> **Challenge**
Output the data exactly, with every line intact.

> **Data supplied**
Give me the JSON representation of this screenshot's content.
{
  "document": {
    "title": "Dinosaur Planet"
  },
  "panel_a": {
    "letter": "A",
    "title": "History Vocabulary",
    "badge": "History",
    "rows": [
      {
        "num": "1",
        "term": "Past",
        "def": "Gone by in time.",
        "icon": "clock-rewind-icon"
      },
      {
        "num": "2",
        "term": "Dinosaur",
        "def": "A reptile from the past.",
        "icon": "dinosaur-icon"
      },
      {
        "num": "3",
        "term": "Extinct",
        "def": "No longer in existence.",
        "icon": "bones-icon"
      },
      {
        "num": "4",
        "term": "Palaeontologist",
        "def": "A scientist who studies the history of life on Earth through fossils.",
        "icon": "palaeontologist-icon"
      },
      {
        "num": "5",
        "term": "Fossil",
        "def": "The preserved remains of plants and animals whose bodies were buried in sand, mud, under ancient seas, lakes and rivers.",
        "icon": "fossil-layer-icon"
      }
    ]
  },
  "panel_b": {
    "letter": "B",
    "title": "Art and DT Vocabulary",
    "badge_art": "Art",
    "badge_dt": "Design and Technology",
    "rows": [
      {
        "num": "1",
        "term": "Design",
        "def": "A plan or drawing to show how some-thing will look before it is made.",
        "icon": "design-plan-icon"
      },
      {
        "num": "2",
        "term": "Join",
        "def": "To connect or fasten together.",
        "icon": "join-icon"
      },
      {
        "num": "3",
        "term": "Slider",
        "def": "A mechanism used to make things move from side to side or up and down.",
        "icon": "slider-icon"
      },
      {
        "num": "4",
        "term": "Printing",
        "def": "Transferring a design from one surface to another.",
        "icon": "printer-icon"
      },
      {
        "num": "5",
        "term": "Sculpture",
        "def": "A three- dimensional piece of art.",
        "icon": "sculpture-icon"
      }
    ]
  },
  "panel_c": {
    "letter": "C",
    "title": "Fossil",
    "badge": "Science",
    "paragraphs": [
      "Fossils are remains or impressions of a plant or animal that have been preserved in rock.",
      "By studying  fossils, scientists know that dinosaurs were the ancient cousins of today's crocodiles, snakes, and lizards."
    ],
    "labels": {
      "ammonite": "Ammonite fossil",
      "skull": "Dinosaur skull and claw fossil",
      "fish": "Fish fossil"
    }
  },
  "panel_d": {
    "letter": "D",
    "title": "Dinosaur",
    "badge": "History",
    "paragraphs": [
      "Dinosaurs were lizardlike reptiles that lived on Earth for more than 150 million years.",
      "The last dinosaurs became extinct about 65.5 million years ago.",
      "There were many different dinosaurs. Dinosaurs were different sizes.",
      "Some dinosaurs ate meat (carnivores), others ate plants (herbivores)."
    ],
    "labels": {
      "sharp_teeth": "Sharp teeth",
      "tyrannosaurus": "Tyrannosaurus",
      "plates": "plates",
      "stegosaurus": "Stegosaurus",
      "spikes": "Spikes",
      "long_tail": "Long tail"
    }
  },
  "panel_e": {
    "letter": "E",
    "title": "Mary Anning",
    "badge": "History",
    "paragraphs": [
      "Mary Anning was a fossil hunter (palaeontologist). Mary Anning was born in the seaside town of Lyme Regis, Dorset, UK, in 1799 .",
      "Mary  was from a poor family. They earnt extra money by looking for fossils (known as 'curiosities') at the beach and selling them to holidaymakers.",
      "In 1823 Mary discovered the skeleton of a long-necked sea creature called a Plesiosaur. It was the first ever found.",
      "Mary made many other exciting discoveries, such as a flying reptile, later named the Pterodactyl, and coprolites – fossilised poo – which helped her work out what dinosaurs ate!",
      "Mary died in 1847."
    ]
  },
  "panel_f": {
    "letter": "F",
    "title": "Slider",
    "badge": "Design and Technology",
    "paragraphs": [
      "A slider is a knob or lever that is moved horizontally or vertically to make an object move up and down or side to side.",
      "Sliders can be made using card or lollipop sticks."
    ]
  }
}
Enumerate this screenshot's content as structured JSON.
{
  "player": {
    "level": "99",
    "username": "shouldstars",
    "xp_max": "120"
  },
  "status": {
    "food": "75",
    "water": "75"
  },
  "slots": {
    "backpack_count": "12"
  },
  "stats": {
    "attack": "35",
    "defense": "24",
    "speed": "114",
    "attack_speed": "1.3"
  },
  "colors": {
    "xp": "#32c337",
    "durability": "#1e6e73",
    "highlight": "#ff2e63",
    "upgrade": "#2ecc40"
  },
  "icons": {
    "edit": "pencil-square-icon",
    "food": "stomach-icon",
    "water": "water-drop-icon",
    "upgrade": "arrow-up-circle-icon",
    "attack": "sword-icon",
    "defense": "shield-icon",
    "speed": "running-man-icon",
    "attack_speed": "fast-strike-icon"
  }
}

> **Exercise solution**
Give me the JSON representation of this screenshot's content.
{
  "document": {
    "title": "Dinosaur Planet"
  },
  "panel_a": {
    "letter": "A",
    "title": "History Vocabulary",
    "badge": "History",
    "rows": [
      {
        "num": "1",
        "term": "Past",
        "def": "Gone by in time.",
        "icon": "clock-rewind-icon"
      },
      {
        "num": "2",
        "term": "Dinosaur",
        "def": "A reptile from the past.",
        "icon": "dinosaur-icon"
      },
      {
        "num": "3",
        "term": "Extinct",
        "def": "No longer in existence.",
        "icon": "bones-icon"
      },
      {
        "num": "4",
        "term": "Palaeontologist",
        "def": "A scientist who studies the history of life on Earth through fossils.",
        "icon": "palaeontologist-icon"
      },
      {
        "num": "5",
        "term": "Fossil",
        "def": "The preserved remains of plants and animals whose bodies were buried in sand, mud, under ancient seas, lakes and rivers.",
        "icon": "fossil-layer-icon"
      }
    ]
  },
  "panel_b": {
    "letter": "B",
    "title": "Art and DT Vocabulary",
    "badge_art": "Art",
    "badge_dt": "Design and Technology",
    "rows": [
      {
        "num": "1",
        "term": "Design",
        "def": "A plan or drawing to show how some-thing will look before it is made.",
        "icon": "design-plan-icon"
      },
      {
        "num": "2",
        "term": "Join",
        "def": "To connect or fasten together.",
        "icon": "join-icon"
      },
      {
        "num": "3",
        "term": "Slider",
        "def": "A mechanism used to make things move from side to side or up and down.",
        "icon": "slider-icon"
      },
      {
        "num": "4",
        "term": "Printing",
        "def": "Transferring a design from one surface to another.",
        "icon": "printer-icon"
      },
      {
        "num": "5",
        "term": "Sculpture",
        "def": "A three- dimensional piece of art.",
        "icon": "sculpture-icon"
      }
    ]
  },
  "panel_c": {
    "letter": "C",
    "title": "Fossil",
    "badge": "Science",
    "paragraphs": [
      "Fossils are remains or impressions of a plant or animal that have been preserved in rock.",
      "By studying  fossils, scientists know that dinosaurs were the ancient cousins of today's crocodiles, snakes, and lizards."
    ],
    "labels": {
      "ammonite": "Ammonite fossil",
      "skull": "Dinosaur skull and claw fossil",
      "fish": "Fish fossil"
    }
  },
  "panel_d": {
    "letter": "D",
    "title": "Dinosaur",
    "badge": "History",
    "paragraphs": [
      "Dinosaurs were lizardlike reptiles that lived on Earth for more than 150 million years.",
      "The last dinosaurs became extinct about 65.5 million years ago.",
      "There were many different dinosaurs. Dinosaurs were different sizes.",
      "Some dinosaurs ate meat (carnivores), others ate plants (herbivores)."
    ],
    "labels": {
      "sharp_teeth": "Sharp teeth",
      "tyrannosaurus": "Tyrannosaurus",
      "plates": "plates",
      "stegosaurus": "Stegosaurus",
      "spikes": "Spikes",
      "long_tail": "Long tail"
    }
  },
  "panel_e": {
    "letter": "E",
    "title": "Mary Anning",
    "badge": "History",
    "paragraphs": [
      "Mary Anning was a fossil hunter (palaeontologist). Mary Anning was born in the seaside town of Lyme Regis, Dorset, UK, in 1799 .",
      "Mary  was from a poor family. They earnt extra money by looking for fossils (known as 'curiosities') at the beach and selling them to holidaymakers.",
      "In 1823 Mary discovered the skeleton of a long-necked sea creature called a Plesiosaur. It was the first ever found.",
      "Mary made many other exciting discoveries, such as a flying reptile, later named the Pterodactyl, and coprolites – fossilised poo – which helped her work out what dinosaurs ate!",
      "Mary died in 1847."
    ]
  },
  "panel_f": {
    "letter": "F",
    "title": "Slider",
    "badge": "Design and Technology",
    "paragraphs": [
      "A slider is a knob or lever that is moved horizontally or vertically to make an object move up and down or side to side.",
      "Sliders can be made using card or lollipop sticks."
    ]
  }
}
Enumerate this screenshot's content as structured JSON.
{
  "player": {
    "level": "99",
    "username": "shouldstars",
    "xp_max": "120"
  },
  "status": {
    "food": "75",
    "water": "75"
  },
  "slots": {
    "backpack_count": "12"
  },
  "stats": {
    "attack": "35",
    "defense": "24",
    "speed": "114",
    "attack_speed": "1.3"
  },
  "colors": {
    "xp": "#32c337",
    "durability": "#1e6e73",
    "highlight": "#ff2e63",
    "upgrade": "#2ecc40"
  },
  "icons": {
    "edit": "pencil-square-icon",
    "food": "stomach-icon",
    "water": "water-drop-icon",
    "upgrade": "arrow-up-circle-icon",
    "attack": "sword-icon",
    "defense": "shield-icon",
    "speed": "running-man-icon",
    "attack_speed": "fast-strike-icon"
  }
}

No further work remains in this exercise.